BRIEF – Pictures aside, write out every record exactly as it appears.
═══ INFORMATION GIVEN ═══
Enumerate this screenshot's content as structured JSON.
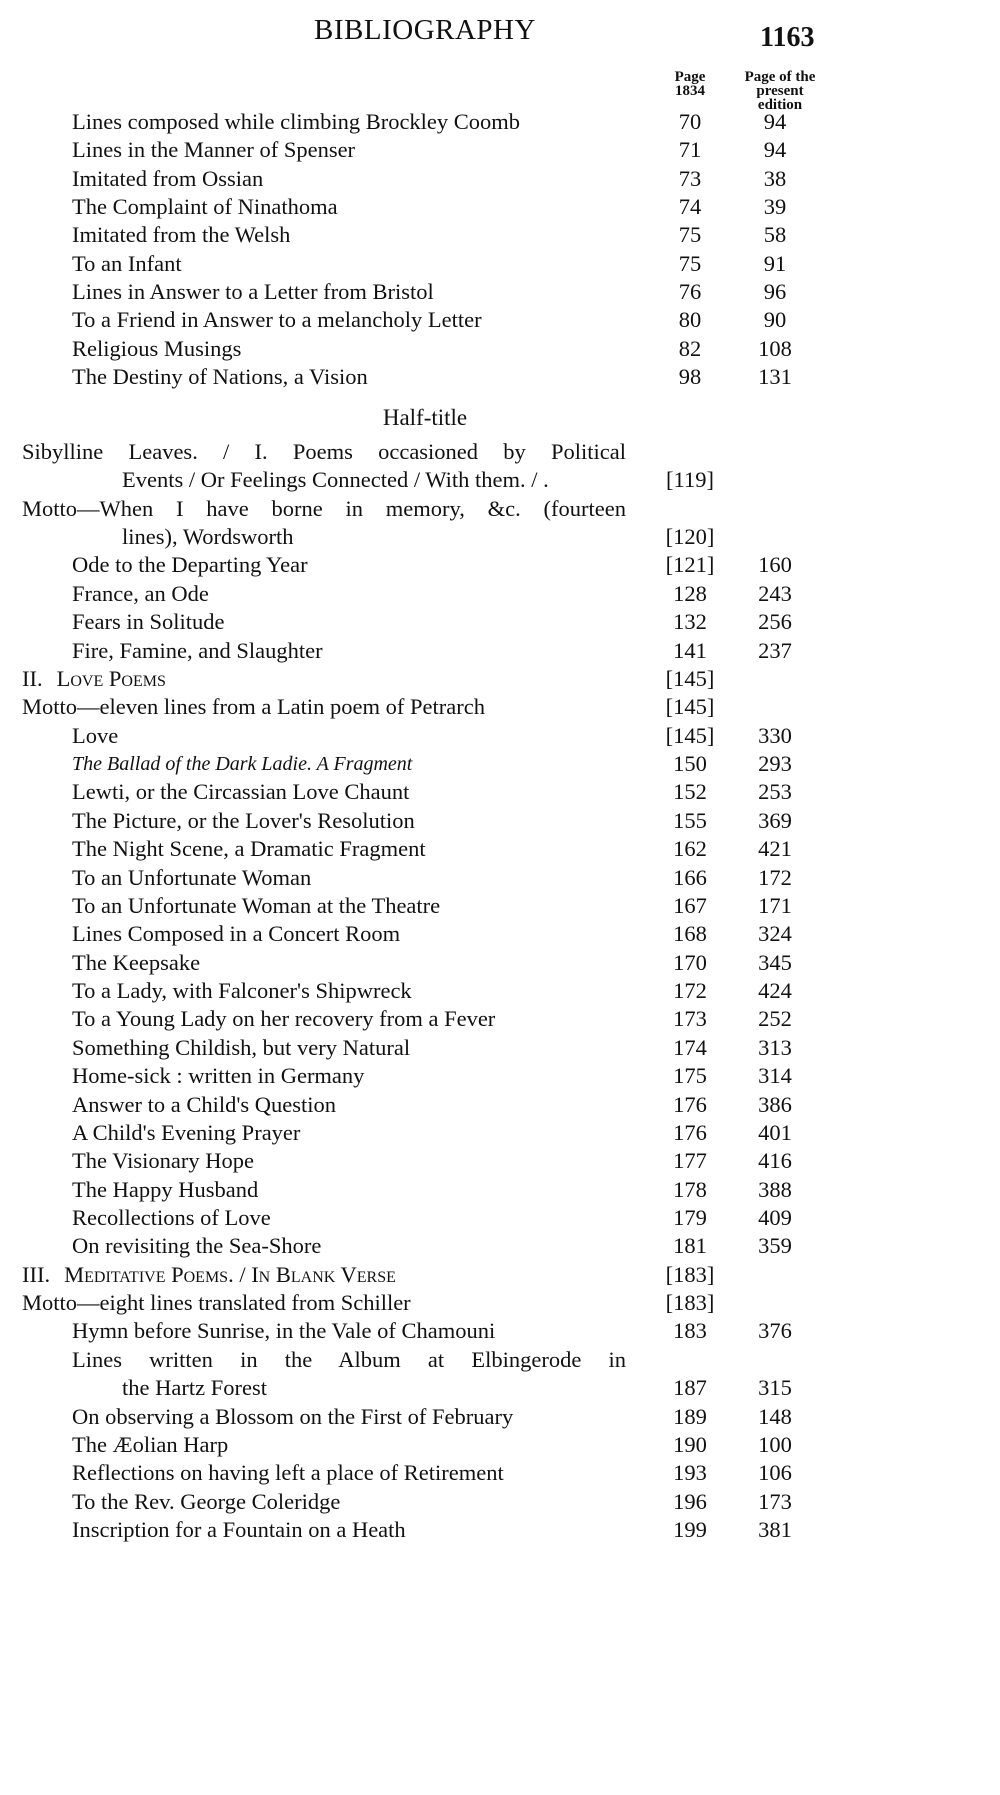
{
  "header": {
    "title": "BIBLIOGRAPHY",
    "page_number": "1163"
  },
  "columns": {
    "page_1834": [
      "Page",
      "1834"
    ],
    "present": [
      "Page of the",
      "present",
      "edition"
    ]
  },
  "half_title": "Half-title",
  "rows": [
    {
      "text": "Lines composed while climbing Brockley Coomb",
      "indent": 1,
      "leader": true,
      "p1834": "70",
      "present": "94"
    },
    {
      "text": "Lines in the Manner of Spenser",
      "indent": 1,
      "leader": true,
      "p1834": "71",
      "present": "94"
    },
    {
      "text": "Imitated from Ossian",
      "indent": 1,
      "leader": true,
      "p1834": "73",
      "present": "38"
    },
    {
      "text": "The Complaint of Ninathoma",
      "indent": 1,
      "leader": true,
      "p1834": "74",
      "present": "39"
    },
    {
      "text": "Imitated from the Welsh",
      "indent": 1,
      "leader": true,
      "p1834": "75",
      "present": "58"
    },
    {
      "text": "To an Infant",
      "indent": 1,
      "leader": true,
      "p1834": "75",
      "present": "91"
    },
    {
      "text": "Lines in Answer to a Letter from Bristol",
      "indent": 1,
      "leader": true,
      "p1834": "76",
      "present": "96"
    },
    {
      "text": "To a Friend in Answer to a melancholy Letter",
      "indent": 1,
      "leader": true,
      "p1834": "80",
      "present": "90"
    },
    {
      "text": "Religious Musings",
      "indent": 1,
      "leader": true,
      "p1834": "82",
      "present": "108"
    },
    {
      "text": "The Destiny of Nations, a Vision",
      "indent": 1,
      "leader": true,
      "p1834": "98",
      "present": "131"
    },
    {
      "text": "Sibylline Leaves. / I. Poems occasioned by Political",
      "indent": 0,
      "justify": true,
      "p1834": "",
      "present": ""
    },
    {
      "text": "Events / Or Feelings Connected / With them. / .",
      "indent": 2,
      "leader": false,
      "p1834": "[119]",
      "present": ""
    },
    {
      "text": "Motto—When I have borne in memory, &c. (fourteen",
      "indent": 0,
      "justify": true,
      "p1834": "",
      "present": ""
    },
    {
      "text": "lines), Wordsworth",
      "indent": 2,
      "leader": true,
      "p1834": "[120]",
      "present": ""
    },
    {
      "text": "Ode to the Departing Year",
      "indent": 1,
      "leader": true,
      "p1834": "[121]",
      "present": "160"
    },
    {
      "text": "France, an Ode",
      "indent": 1,
      "leader": true,
      "p1834": "128",
      "present": "243"
    },
    {
      "text": "Fears in Solitude",
      "indent": 1,
      "leader": true,
      "p1834": "132",
      "present": "256"
    },
    {
      "text": "Fire, Famine, and Slaughter",
      "indent": 1,
      "leader": true,
      "p1834": "141",
      "present": "237"
    },
    {
      "prefix": "II.",
      "text": "Love Poems",
      "style": "smallcaps",
      "indent": 0,
      "leader": true,
      "p1834": "[145]",
      "present": ""
    },
    {
      "text": "Motto—eleven lines from a Latin poem of Petrarch",
      "indent": 0,
      "leader": true,
      "p1834": "[145]",
      "present": ""
    },
    {
      "text": "Love",
      "indent": 1,
      "leader": true,
      "p1834": "[145]",
      "present": "330"
    },
    {
      "text": "The Ballad of the Dark Ladie.  A Fragment",
      "style": "italic",
      "indent": 1,
      "leader": true,
      "p1834": "150",
      "present": "293"
    },
    {
      "text": "Lewti, or the Circassian Love Chaunt",
      "indent": 1,
      "leader": true,
      "p1834": "152",
      "present": "253"
    },
    {
      "text": "The Picture, or the Lover's Resolution",
      "indent": 1,
      "leader": true,
      "p1834": "155",
      "present": "369"
    },
    {
      "text": "The Night Scene, a Dramatic Fragment",
      "indent": 1,
      "leader": true,
      "p1834": "162",
      "present": "421"
    },
    {
      "text": "To an Unfortunate Woman",
      "indent": 1,
      "leader": true,
      "p1834": "166",
      "present": "172"
    },
    {
      "text": "To an Unfortunate Woman at the Theatre",
      "indent": 1,
      "leader": true,
      "p1834": "167",
      "present": "171"
    },
    {
      "text": "Lines Composed in a Concert Room",
      "indent": 1,
      "leader": true,
      "p1834": "168",
      "present": "324"
    },
    {
      "text": "The Keepsake",
      "indent": 1,
      "leader": true,
      "p1834": "170",
      "present": "345"
    },
    {
      "text": "To a Lady, with Falconer's Shipwreck",
      "indent": 1,
      "leader": true,
      "p1834": "172",
      "present": "424"
    },
    {
      "text": "To a Young Lady on her recovery from a Fever",
      "indent": 1,
      "leader": true,
      "p1834": "173",
      "present": "252"
    },
    {
      "text": "Something Childish, but very Natural",
      "indent": 1,
      "leader": true,
      "p1834": "174",
      "present": "313"
    },
    {
      "text": "Home-sick : written in Germany",
      "indent": 1,
      "leader": true,
      "p1834": "175",
      "present": "314"
    },
    {
      "text": "Answer to a Child's Question",
      "indent": 1,
      "leader": true,
      "p1834": "176",
      "present": "386"
    },
    {
      "text": "A Child's Evening Prayer",
      "indent": 1,
      "leader": true,
      "p1834": "176",
      "present": "401"
    },
    {
      "text": "The Visionary Hope",
      "indent": 1,
      "leader": true,
      "p1834": "177",
      "present": "416"
    },
    {
      "text": "The Happy Husband",
      "indent": 1,
      "leader": true,
      "p1834": "178",
      "present": "388"
    },
    {
      "text": "Recollections of Love",
      "indent": 1,
      "leader": true,
      "p1834": "179",
      "present": "409"
    },
    {
      "text": "On revisiting the Sea-Shore",
      "indent": 1,
      "leader": true,
      "p1834": "181",
      "present": "359"
    },
    {
      "prefix": "III.",
      "text": "Meditative Poems. / In Blank Verse",
      "style": "smallcaps",
      "indent": 0,
      "leader": true,
      "p1834": "[183]",
      "present": ""
    },
    {
      "text": "Motto—eight lines translated from Schiller",
      "indent": 0,
      "leader": true,
      "p1834": "[183]",
      "present": ""
    },
    {
      "text": "Hymn before Sunrise, in the Vale of Chamouni",
      "indent": 1,
      "leader": true,
      "p1834": "183",
      "present": "376"
    },
    {
      "text": "Lines written in the Album at Elbingerode in",
      "indent": 1,
      "justify": true,
      "p1834": "",
      "present": ""
    },
    {
      "text": "the Hartz Forest",
      "indent": 2,
      "leader": true,
      "p1834": "187",
      "present": "315"
    },
    {
      "text": "On observing a Blossom on the First of February",
      "indent": 1,
      "leader": false,
      "p1834": "189",
      "present": "148"
    },
    {
      "text": "The Æolian Harp",
      "indent": 1,
      "leader": true,
      "p1834": "190",
      "present": "100"
    },
    {
      "text": "Reflections on having left a place of Retirement",
      "indent": 1,
      "leader": true,
      "p1834": "193",
      "present": "106"
    },
    {
      "text": "To the Rev. George Coleridge",
      "indent": 1,
      "leader": true,
      "p1834": "196",
      "present": "173"
    },
    {
      "text": "Inscription for a Fountain on a Heath",
      "indent": 1,
      "leader": true,
      "p1834": "199",
      "present": "381"
    }
  ]
}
═══
COMPLETE RESPONSE –
Enumerate this screenshot's content as structured JSON.
{
  "header": {
    "title": "BIBLIOGRAPHY",
    "page_number": "1163"
  },
  "columns": {
    "page_1834": [
      "Page",
      "1834"
    ],
    "present": [
      "Page of the",
      "present",
      "edition"
    ]
  },
  "half_title": "Half-title",
  "rows": [
    {
      "text": "Lines composed while climbing Brockley Coomb",
      "indent": 1,
      "leader": true,
      "p1834": "70",
      "present": "94"
    },
    {
      "text": "Lines in the Manner of Spenser",
      "indent": 1,
      "leader": true,
      "p1834": "71",
      "present": "94"
    },
    {
      "text": "Imitated from Ossian",
      "indent": 1,
      "leader": true,
      "p1834": "73",
      "present": "38"
    },
    {
      "text": "The Complaint of Ninathoma",
      "indent": 1,
      "leader": true,
      "p1834": "74",
      "present": "39"
    },
    {
      "text": "Imitated from the Welsh",
      "indent": 1,
      "leader": true,
      "p1834": "75",
      "present": "58"
    },
    {
      "text": "To an Infant",
      "indent": 1,
      "leader": true,
      "p1834": "75",
      "present": "91"
    },
    {
      "text": "Lines in Answer to a Letter from Bristol",
      "indent": 1,
      "leader": true,
      "p1834": "76",
      "present": "96"
    },
    {
      "text": "To a Friend in Answer to a melancholy Letter",
      "indent": 1,
      "leader": true,
      "p1834": "80",
      "present": "90"
    },
    {
      "text": "Religious Musings",
      "indent": 1,
      "leader": true,
      "p1834": "82",
      "present": "108"
    },
    {
      "text": "The Destiny of Nations, a Vision",
      "indent": 1,
      "leader": true,
      "p1834": "98",
      "present": "131"
    },
    {
      "text": "Sibylline Leaves. / I. Poems occasioned by Political",
      "indent": 0,
      "justify": true,
      "p1834": "",
      "present": ""
    },
    {
      "text": "Events / Or Feelings Connected / With them. / .",
      "indent": 2,
      "leader": false,
      "p1834": "[119]",
      "present": ""
    },
    {
      "text": "Motto—When I have borne in memory, &c. (fourteen",
      "indent": 0,
      "justify": true,
      "p1834": "",
      "present": ""
    },
    {
      "text": "lines), Wordsworth",
      "indent": 2,
      "leader": true,
      "p1834": "[120]",
      "present": ""
    },
    {
      "text": "Ode to the Departing Year",
      "indent": 1,
      "leader": true,
      "p1834": "[121]",
      "present": "160"
    },
    {
      "text": "France, an Ode",
      "indent": 1,
      "leader": true,
      "p1834": "128",
      "present": "243"
    },
    {
      "text": "Fears in Solitude",
      "indent": 1,
      "leader": true,
      "p1834": "132",
      "present": "256"
    },
    {
      "text": "Fire, Famine, and Slaughter",
      "indent": 1,
      "leader": true,
      "p1834": "141",
      "present": "237"
    },
    {
      "prefix": "II.",
      "text": "Love Poems",
      "style": "smallcaps",
      "indent": 0,
      "leader": true,
      "p1834": "[145]",
      "present": ""
    },
    {
      "text": "Motto—eleven lines from a Latin poem of Petrarch",
      "indent": 0,
      "leader": true,
      "p1834": "[145]",
      "present": ""
    },
    {
      "text": "Love",
      "indent": 1,
      "leader": true,
      "p1834": "[145]",
      "present": "330"
    },
    {
      "text": "The Ballad of the Dark Ladie.  A Fragment",
      "style": "italic",
      "indent": 1,
      "leader": true,
      "p1834": "150",
      "present": "293"
    },
    {
      "text": "Lewti, or the Circassian Love Chaunt",
      "indent": 1,
      "leader": true,
      "p1834": "152",
      "present": "253"
    },
    {
      "text": "The Picture, or the Lover's Resolution",
      "indent": 1,
      "leader": true,
      "p1834": "155",
      "present": "369"
    },
    {
      "text": "The Night Scene, a Dramatic Fragment",
      "indent": 1,
      "leader": true,
      "p1834": "162",
      "present": "421"
    },
    {
      "text": "To an Unfortunate Woman",
      "indent": 1,
      "leader": true,
      "p1834": "166",
      "present": "172"
    },
    {
      "text": "To an Unfortunate Woman at the Theatre",
      "indent": 1,
      "leader": true,
      "p1834": "167",
      "present": "171"
    },
    {
      "text": "Lines Composed in a Concert Room",
      "indent": 1,
      "leader": true,
      "p1834": "168",
      "present": "324"
    },
    {
      "text": "The Keepsake",
      "indent": 1,
      "leader": true,
      "p1834": "170",
      "present": "345"
    },
    {
      "text": "To a Lady, with Falconer's Shipwreck",
      "indent": 1,
      "leader": true,
      "p1834": "172",
      "present": "424"
    },
    {
      "text": "To a Young Lady on her recovery from a Fever",
      "indent": 1,
      "leader": true,
      "p1834": "173",
      "present": "252"
    },
    {
      "text": "Something Childish, but very Natural",
      "indent": 1,
      "leader": true,
      "p1834": "174",
      "present": "313"
    },
    {
      "text": "Home-sick : written in Germany",
      "indent": 1,
      "leader": true,
      "p1834": "175",
      "present": "314"
    },
    {
      "text": "Answer to a Child's Question",
      "indent": 1,
      "leader": true,
      "p1834": "176",
      "present": "386"
    },
    {
      "text": "A Child's Evening Prayer",
      "indent": 1,
      "leader": true,
      "p1834": "176",
      "present": "401"
    },
    {
      "text": "The Visionary Hope",
      "indent": 1,
      "leader": true,
      "p1834": "177",
      "present": "416"
    },
    {
      "text": "The Happy Husband",
      "indent": 1,
      "leader": true,
      "p1834": "178",
      "present": "388"
    },
    {
      "text": "Recollections of Love",
      "indent": 1,
      "leader": true,
      "p1834": "179",
      "present": "409"
    },
    {
      "text": "On revisiting the Sea-Shore",
      "indent": 1,
      "leader": true,
      "p1834": "181",
      "present": "359"
    },
    {
      "prefix": "III.",
      "text": "Meditative Poems. / In Blank Verse",
      "style": "smallcaps",
      "indent": 0,
      "leader": true,
      "p1834": "[183]",
      "present": ""
    },
    {
      "text": "Motto—eight lines translated from Schiller",
      "indent": 0,
      "leader": true,
      "p1834": "[183]",
      "present": ""
    },
    {
      "text": "Hymn before Sunrise, in the Vale of Chamouni",
      "indent": 1,
      "leader": true,
      "p1834": "183",
      "present": "376"
    },
    {
      "text": "Lines written in the Album at Elbingerode in",
      "indent": 1,
      "justify": true,
      "p1834": "",
      "present": ""
    },
    {
      "text": "the Hartz Forest",
      "indent": 2,
      "leader": true,
      "p1834": "187",
      "present": "315"
    },
    {
      "text": "On observing a Blossom on the First of February",
      "indent": 1,
      "leader": false,
      "p1834": "189",
      "present": "148"
    },
    {
      "text": "The Æolian Harp",
      "indent": 1,
      "leader": true,
      "p1834": "190",
      "present": "100"
    },
    {
      "text": "Reflections on having left a place of Retirement",
      "indent": 1,
      "leader": true,
      "p1834": "193",
      "present": "106"
    },
    {
      "text": "To the Rev. George Coleridge",
      "indent": 1,
      "leader": true,
      "p1834": "196",
      "present": "173"
    },
    {
      "text": "Inscription for a Fountain on a Heath",
      "indent": 1,
      "leader": true,
      "p1834": "199",
      "present": "381"
    }
  ]
}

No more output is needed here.